[Directions for this task]
Continue the vIOMMU pasid-cache patch below from the point where it stops.

[Reading text]
------

Kernel allows user to switch IOMMU domain, e.g., switch between DMA
and identity domain. When this happen in IOMMU scalable mode, a pasid
cache invalidation request is sent, this request is ignored by vIOMMU
which leads to device binding to wrong address space, then DMA fails.
This issue exists in scalable mode with both first stage and second
stage translations, both emulated and passthrough devices.
Take network device for example, below sequence trigger issue:
1. start a guest with iommu=pt
2. echo 0000:01:00.0 > /sys/bus/pci/drivers/virtio-pci/unbind
3. echo DMA > /sys/kernel/iommu_groups/6/type
4. echo 0000:01:00.0 > /sys/bus/pci/drivers/virtio-pci/bind
5. Ping test
Fix it by switching address space in invalidation handler.
Fixes: 4a4f219e8a10 ("intel_iommu: add scalable-mode option to make scalable mode work")
Signed-off-by: Zhenzhong Duan <zhenzhong.duan@intel.com>
---
hw/i386/intel_iommu.c | 29 +++++++++++++++++++++++++++--
1 file changed, 27 insertions(+), 2 deletions(-)
diff --git a/hw/i386/intel_iommu.c b/hw/i386/intel_iommu.c
index 07bc0a749c..c402643b56 100644
--- a/hw/i386/intel_iommu.c
+++ b/hw/i386/intel_iommu.c
@@ -3087,6 +3087,11 @@ static inline int vtd_dev_get_pe_from_pasid(VTDAddressSpace *vtd_as,
return vtd_ce_get_rid2pasid_entry(s, &ce, pe, vtd_as->pasid);
}
+static int vtd_pasid_entry_compare(VTDPASIDEntry *p1, VTDPASIDEntry *p2)
+{
+ return memcmp(p1, p2, sizeof(*p1));
+}
+
/* Update or invalidate pasid cache based on the pasid entry in guest memory. */
static void vtd_pasid_cache_sync_locked(gpointer key, gpointer value,
gpointer user_data)

------

[Data records]

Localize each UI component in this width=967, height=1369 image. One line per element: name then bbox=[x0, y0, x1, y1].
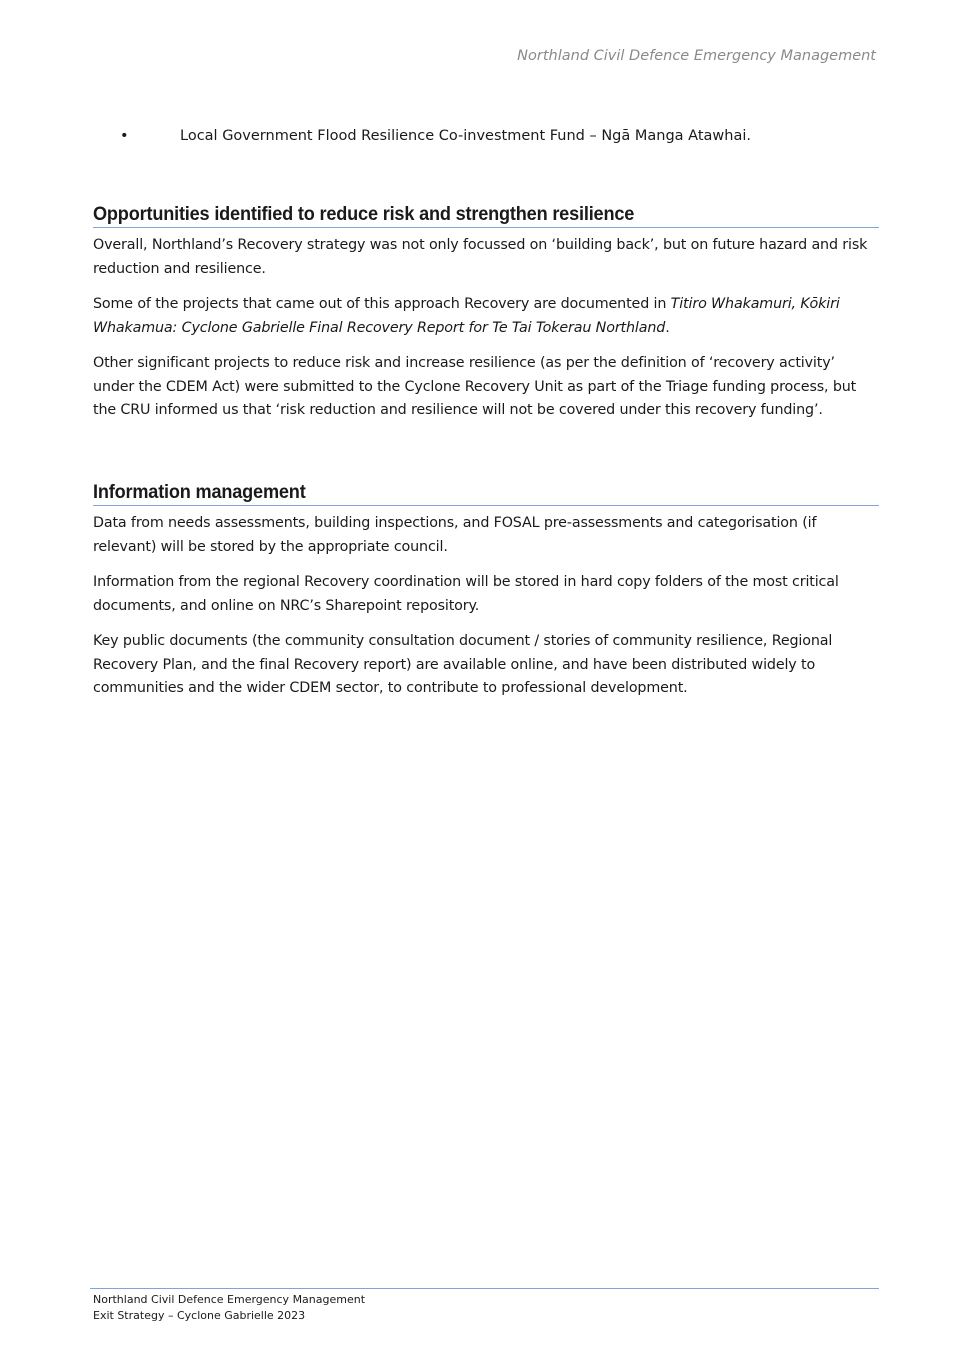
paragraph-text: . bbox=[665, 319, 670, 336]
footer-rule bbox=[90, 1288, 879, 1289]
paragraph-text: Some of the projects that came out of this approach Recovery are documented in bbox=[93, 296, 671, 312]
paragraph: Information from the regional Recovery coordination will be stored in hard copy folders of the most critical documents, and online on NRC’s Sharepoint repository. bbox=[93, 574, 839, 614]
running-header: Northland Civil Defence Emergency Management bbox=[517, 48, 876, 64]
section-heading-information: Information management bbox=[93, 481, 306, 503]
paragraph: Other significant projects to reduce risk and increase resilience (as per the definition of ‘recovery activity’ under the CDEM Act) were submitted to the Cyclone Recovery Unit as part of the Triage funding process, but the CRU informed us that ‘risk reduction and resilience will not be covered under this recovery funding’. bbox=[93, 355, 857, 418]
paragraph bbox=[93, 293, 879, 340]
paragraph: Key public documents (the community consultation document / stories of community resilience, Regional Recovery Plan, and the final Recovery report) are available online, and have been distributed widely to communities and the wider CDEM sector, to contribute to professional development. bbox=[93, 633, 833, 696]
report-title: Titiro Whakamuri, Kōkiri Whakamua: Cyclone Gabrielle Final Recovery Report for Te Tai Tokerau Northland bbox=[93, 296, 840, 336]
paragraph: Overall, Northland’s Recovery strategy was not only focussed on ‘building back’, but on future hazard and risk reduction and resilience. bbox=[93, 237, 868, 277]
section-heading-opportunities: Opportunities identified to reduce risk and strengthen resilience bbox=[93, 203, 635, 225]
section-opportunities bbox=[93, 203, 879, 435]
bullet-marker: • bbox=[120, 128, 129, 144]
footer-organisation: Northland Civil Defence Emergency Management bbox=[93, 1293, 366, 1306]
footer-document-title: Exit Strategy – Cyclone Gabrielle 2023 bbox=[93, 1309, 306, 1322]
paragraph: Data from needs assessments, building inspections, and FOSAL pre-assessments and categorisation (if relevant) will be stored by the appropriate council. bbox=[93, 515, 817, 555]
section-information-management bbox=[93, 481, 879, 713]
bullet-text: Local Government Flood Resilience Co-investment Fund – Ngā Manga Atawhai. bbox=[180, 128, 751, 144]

------

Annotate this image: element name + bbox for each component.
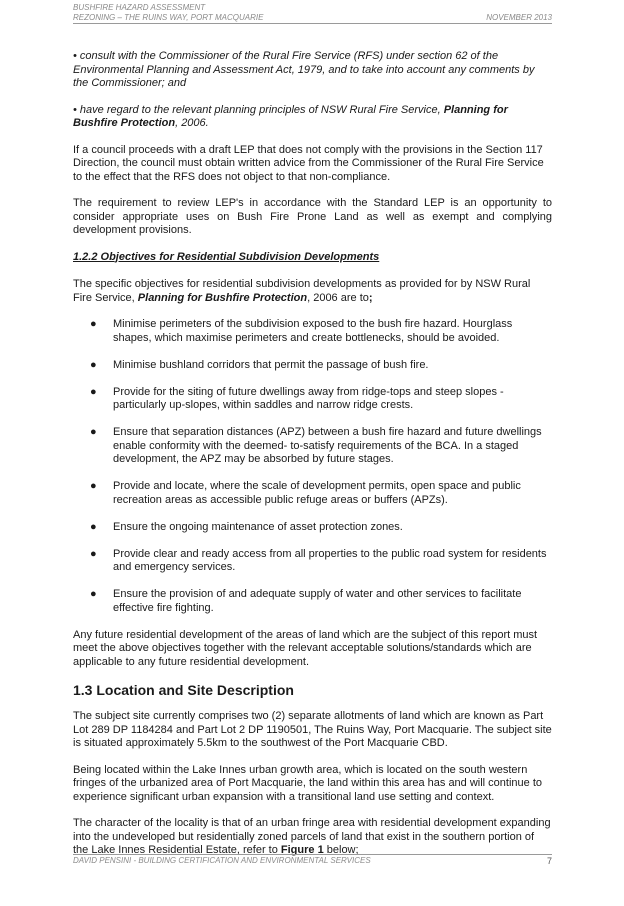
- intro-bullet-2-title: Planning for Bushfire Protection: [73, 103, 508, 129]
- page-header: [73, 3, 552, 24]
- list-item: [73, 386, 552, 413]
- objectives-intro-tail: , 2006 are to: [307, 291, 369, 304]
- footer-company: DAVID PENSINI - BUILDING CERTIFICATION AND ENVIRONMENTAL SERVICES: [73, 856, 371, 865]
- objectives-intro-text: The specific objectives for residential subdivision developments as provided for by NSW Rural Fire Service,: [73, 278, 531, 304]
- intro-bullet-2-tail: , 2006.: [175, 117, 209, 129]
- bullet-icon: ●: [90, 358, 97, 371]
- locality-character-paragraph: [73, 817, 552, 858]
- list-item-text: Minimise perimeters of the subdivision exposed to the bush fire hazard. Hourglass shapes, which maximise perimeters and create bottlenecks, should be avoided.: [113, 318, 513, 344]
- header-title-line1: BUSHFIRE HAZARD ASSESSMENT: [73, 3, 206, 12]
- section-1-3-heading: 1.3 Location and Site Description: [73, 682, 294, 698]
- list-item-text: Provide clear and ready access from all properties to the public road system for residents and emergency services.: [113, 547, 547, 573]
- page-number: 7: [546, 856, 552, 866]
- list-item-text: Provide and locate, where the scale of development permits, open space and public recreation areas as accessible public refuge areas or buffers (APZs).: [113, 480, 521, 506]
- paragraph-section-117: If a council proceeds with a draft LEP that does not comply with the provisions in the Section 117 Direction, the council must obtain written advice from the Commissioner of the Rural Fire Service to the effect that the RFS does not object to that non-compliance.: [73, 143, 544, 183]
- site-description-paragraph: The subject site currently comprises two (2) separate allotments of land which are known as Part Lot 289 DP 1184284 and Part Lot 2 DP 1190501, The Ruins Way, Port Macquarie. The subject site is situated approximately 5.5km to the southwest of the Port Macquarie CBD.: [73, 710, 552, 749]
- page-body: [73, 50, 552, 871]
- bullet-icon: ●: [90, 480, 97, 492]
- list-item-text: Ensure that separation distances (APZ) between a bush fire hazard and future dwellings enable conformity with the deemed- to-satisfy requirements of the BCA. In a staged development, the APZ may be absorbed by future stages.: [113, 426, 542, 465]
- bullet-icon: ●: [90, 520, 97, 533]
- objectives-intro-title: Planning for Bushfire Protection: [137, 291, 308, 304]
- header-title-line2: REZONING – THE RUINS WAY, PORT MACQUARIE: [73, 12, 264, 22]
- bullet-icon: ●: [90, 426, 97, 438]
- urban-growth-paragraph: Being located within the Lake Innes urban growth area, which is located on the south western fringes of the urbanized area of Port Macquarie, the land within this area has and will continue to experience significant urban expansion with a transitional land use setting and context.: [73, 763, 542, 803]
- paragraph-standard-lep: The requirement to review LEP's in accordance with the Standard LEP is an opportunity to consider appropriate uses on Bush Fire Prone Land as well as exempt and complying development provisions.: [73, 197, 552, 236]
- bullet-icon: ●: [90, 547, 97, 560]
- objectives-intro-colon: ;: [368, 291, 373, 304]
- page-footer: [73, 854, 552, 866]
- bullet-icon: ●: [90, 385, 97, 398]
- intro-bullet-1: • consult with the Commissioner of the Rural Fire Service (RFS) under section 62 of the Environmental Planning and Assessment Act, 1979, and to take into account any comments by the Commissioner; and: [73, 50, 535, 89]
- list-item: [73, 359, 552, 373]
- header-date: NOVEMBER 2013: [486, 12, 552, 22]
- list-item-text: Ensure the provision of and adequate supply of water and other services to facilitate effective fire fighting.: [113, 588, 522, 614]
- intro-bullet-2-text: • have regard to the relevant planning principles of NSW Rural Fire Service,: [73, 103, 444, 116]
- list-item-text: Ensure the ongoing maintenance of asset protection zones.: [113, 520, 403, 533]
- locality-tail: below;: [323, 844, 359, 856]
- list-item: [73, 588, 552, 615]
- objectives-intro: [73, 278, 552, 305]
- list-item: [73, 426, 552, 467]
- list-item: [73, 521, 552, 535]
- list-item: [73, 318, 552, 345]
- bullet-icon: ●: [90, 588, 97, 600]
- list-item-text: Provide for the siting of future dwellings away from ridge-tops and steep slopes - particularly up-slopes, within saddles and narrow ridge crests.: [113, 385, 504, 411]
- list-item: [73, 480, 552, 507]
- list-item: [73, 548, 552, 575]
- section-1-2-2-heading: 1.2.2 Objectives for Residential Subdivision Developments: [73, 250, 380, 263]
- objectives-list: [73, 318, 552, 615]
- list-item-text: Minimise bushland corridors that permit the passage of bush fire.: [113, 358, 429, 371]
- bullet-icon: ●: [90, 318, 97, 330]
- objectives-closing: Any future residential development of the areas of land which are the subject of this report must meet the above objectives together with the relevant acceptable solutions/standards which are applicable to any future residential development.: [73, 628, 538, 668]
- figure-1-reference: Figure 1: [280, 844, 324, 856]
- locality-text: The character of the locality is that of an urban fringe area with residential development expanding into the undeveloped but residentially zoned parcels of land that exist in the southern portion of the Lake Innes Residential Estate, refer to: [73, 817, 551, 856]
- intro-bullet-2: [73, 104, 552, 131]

------

[Task response]
@@ -3095,15 +3100,28 @@ static void vtd_pasid_cache_sync_locked(gpointer key, gpointer value,
VTDAddressSpace *vtd_as = value;
VTDPASIDCacheEntry *pc_entry = &vtd_as->pasid_cache_entry;
VTDPASIDEntry pe;
+ IOMMUNotifier *n;
uint16_t did;
if (vtd_dev_get_pe_from_pasid(vtd_as, &pe)) {
+ if (!pc_entry->valid) {
+ return;
+ }
/*
* No valid pasid entry in guest memory. e.g. pasid entry was modified
* to be either all-zero or non-present. Either case means existing
* pasid cache should be invalidated.
*/
pc_entry->valid = false;
+
+ /*
+ * When a pasid entry isn't valid any more, we should unmap all
+ * mappings in shadow pages instantly to ensure DMA security.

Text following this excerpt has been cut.